TO-DO LIST:
A – Using the passage on variable-stiffness panels, answer each question below.
(i) Along which axis does the fiber orientation angle vary for the linear variation path?
(ii) What does T₁ⁱ denote?
(iii) How many plies does the laminate have, and what is the thickness of each ply?
B – Resume the passage on variable-stiffness panels after its final sentence, keeping its textbook tone.

PASSAGE SHOWN:
========================================

5 Optimization of variable-stiffness panels with manufacturing constraints

5.1 Model description

For the linear variation path, the function of fiber orientation angle is along the x axis, which is assumed to be centered along the length l of the panel and can be defined as

$$ {\theta}^i(x)=\frac{2\left({T}_1^i-{T}_0^i\right)}{l}\left|x\right|+{T}_0^i $$

(25)

where \( {T}_0^i \) is the fiber orientation angle at the panel center of the ith layer, \( {T}_1^i \) is the fiber orientation angle at the panel boundary of the ith layer, θⁱ(x) is the fiber orientation angle of the ith layer. The reference fiber path is shown in Fig. 6.

Fig. 6

Variable-stiffness panel based on linear variation function. (a) Definition of reference fiber path (b) Fiber path

In the following sections, a square panel with a length of 254 mm is investigated. A 20-ply balanced symmetric laminate is used and the fiber angles of two adjacent plies are opposite. The lamina properties are set as E₁ = 181.0 GPa, E₂ = 10.27 GPa, G₁₂ = G₁₃ = 7.17 GPa, G₂₃ = 3.78 GPa, υ₁₂ = 0.28, and the ply thickness is 0.15 mm.

========================================

STORED DATA:
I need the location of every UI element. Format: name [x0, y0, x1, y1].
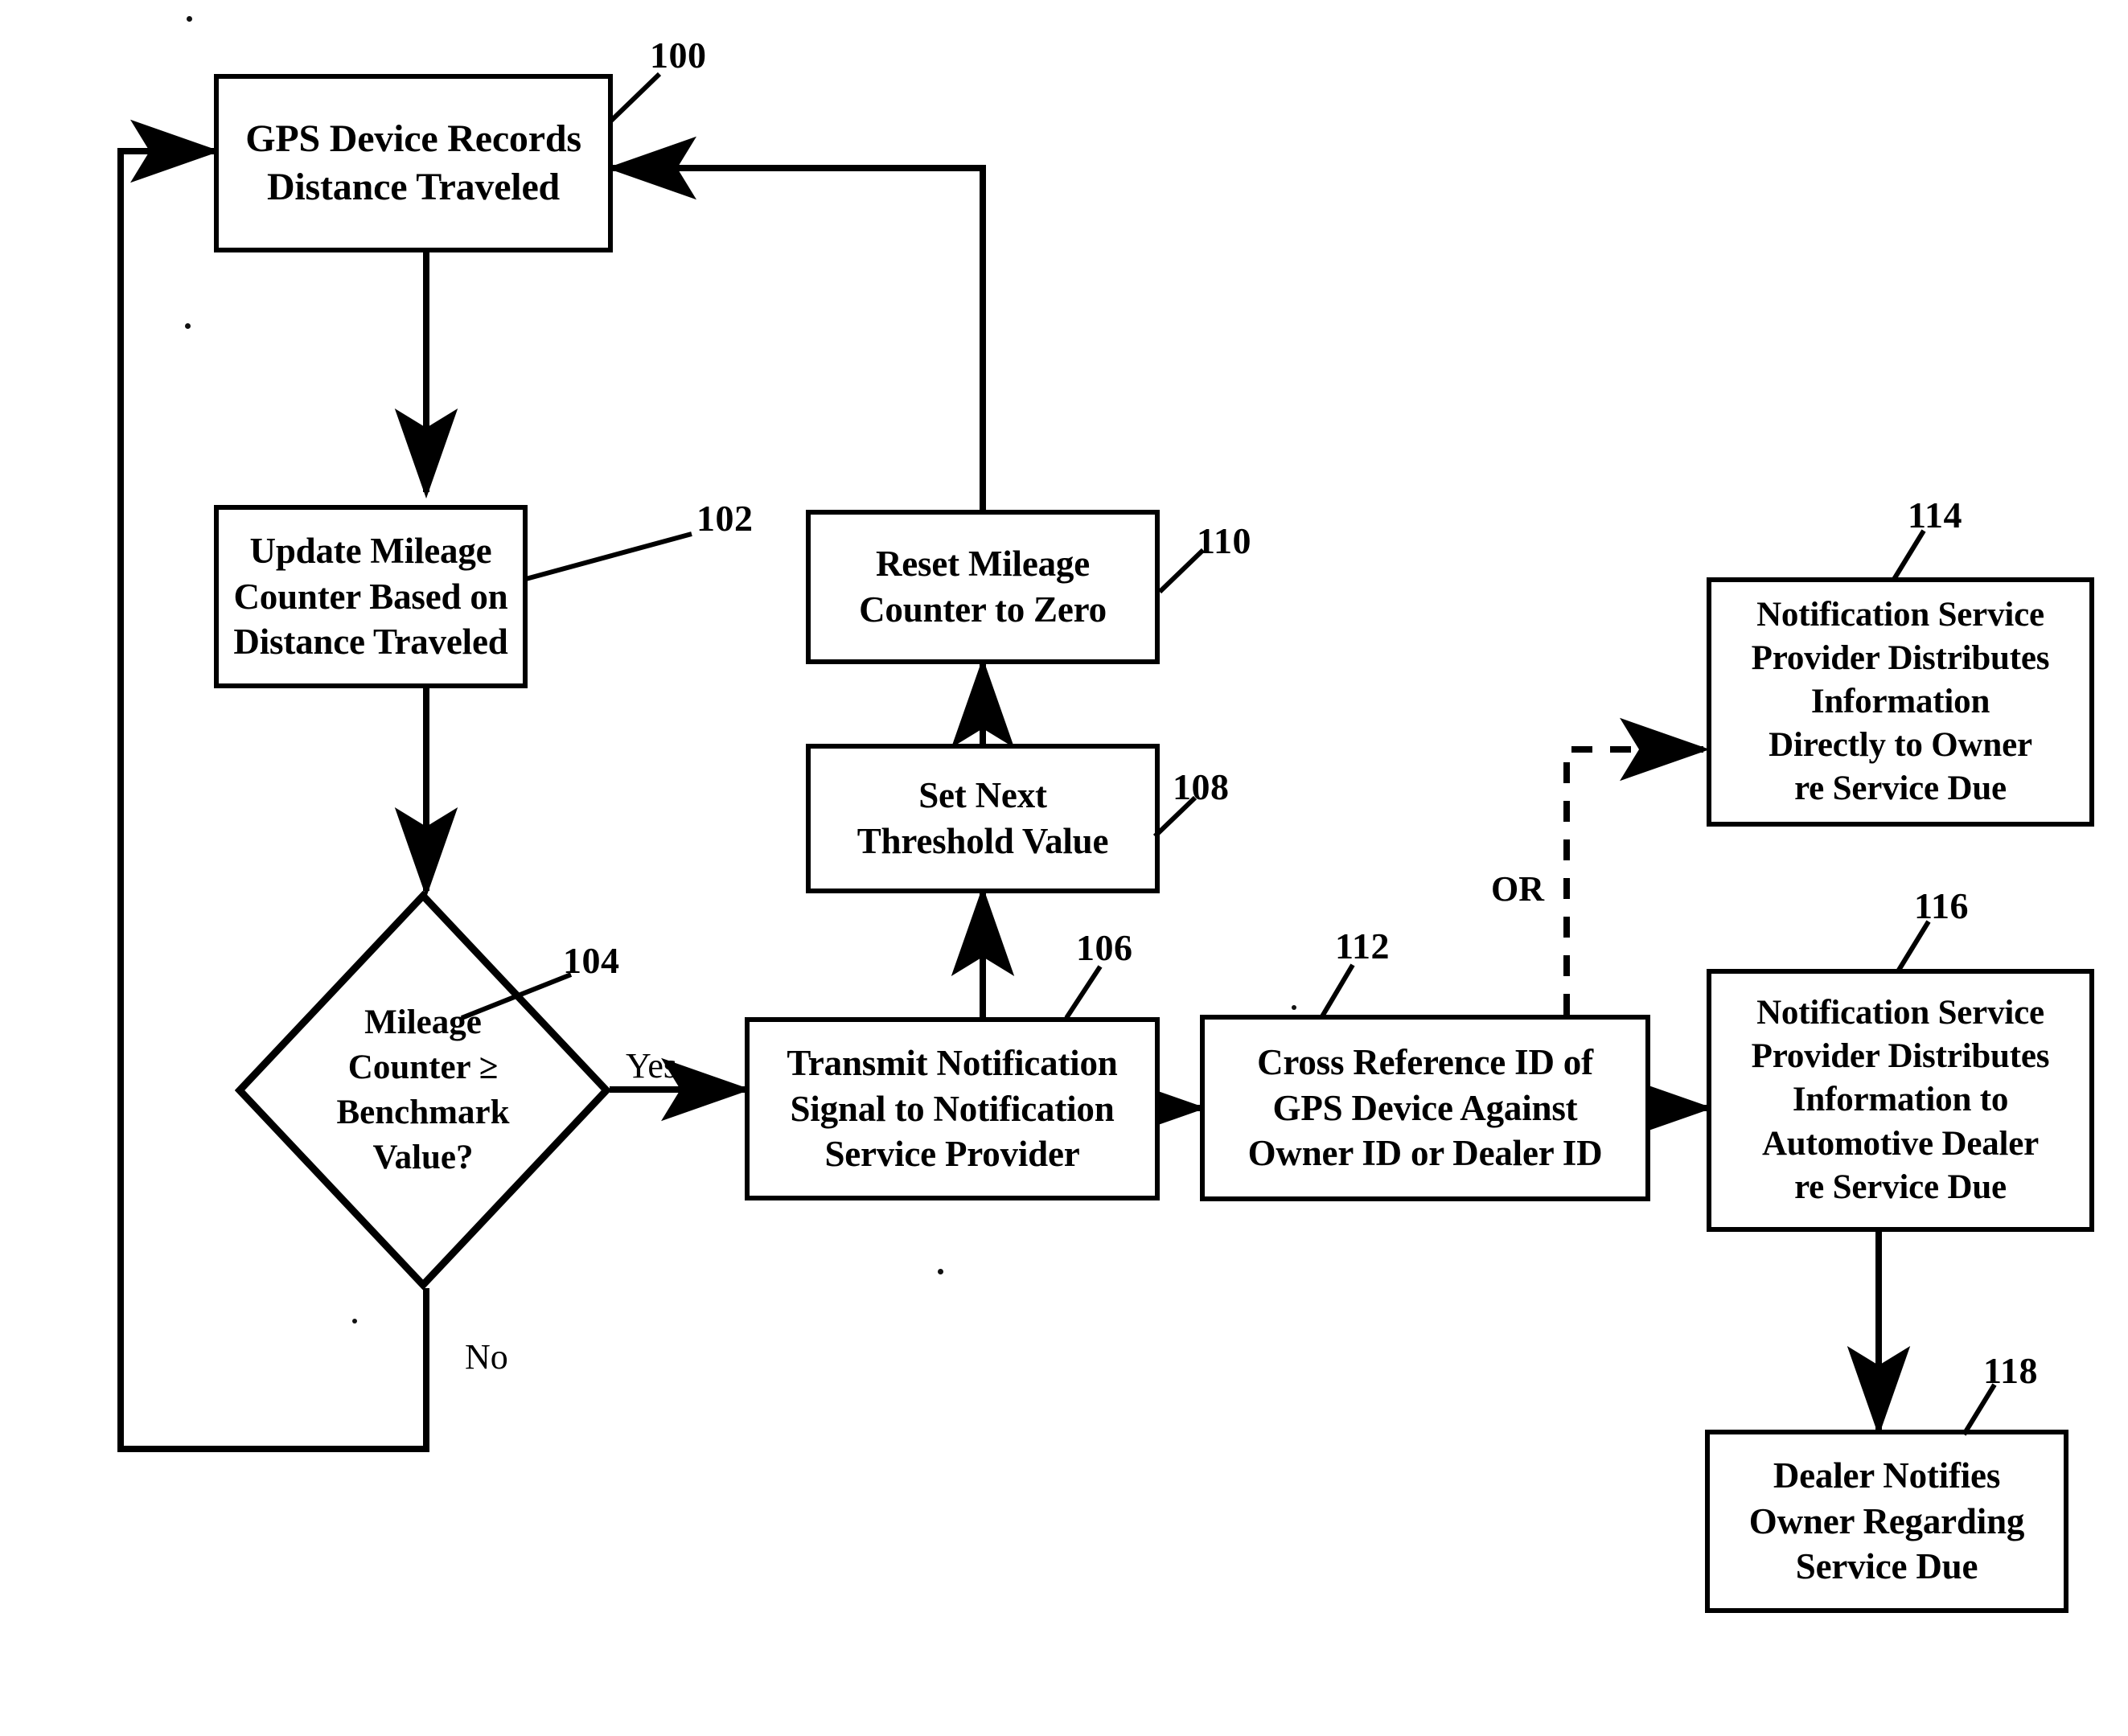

========================================

TASK RESULTS:
A –
(i) The x axis.
(ii) The fiber orientation angle at the panel boundary of the ith layer.
(iii) 20 plies, each 0.15 mm thick.

B –
5.2 Loading and boundary conditions

For aircraft panels, combined compression-shear load is a common design condition. Because the combined loading condition may cause complicated mode shapes with coupling pattern, complex loading path is required to increase the resistance to buckling. In this study, non-uniform loading is considered, and the amplitude of axial compression is P = sin(4πy/l + π/3), as shown in Fig. 7. This further highlights the load-carrying gain of variable-stiffness panels, which can tailor the in-plane stiffness by varying the fiber path. Besides, the boundary condition has a substantial influence on the buckling behavior and mode shape. A typical boundary condition (i.e. four loading edges simply supported, SSSS) is investigated in this study. The linear buckling analysis is performed based on IGA, and quadratic NURBS elements are used for IGA. Both the analysis procedure and sensitivity derivation are programed in MATLAB.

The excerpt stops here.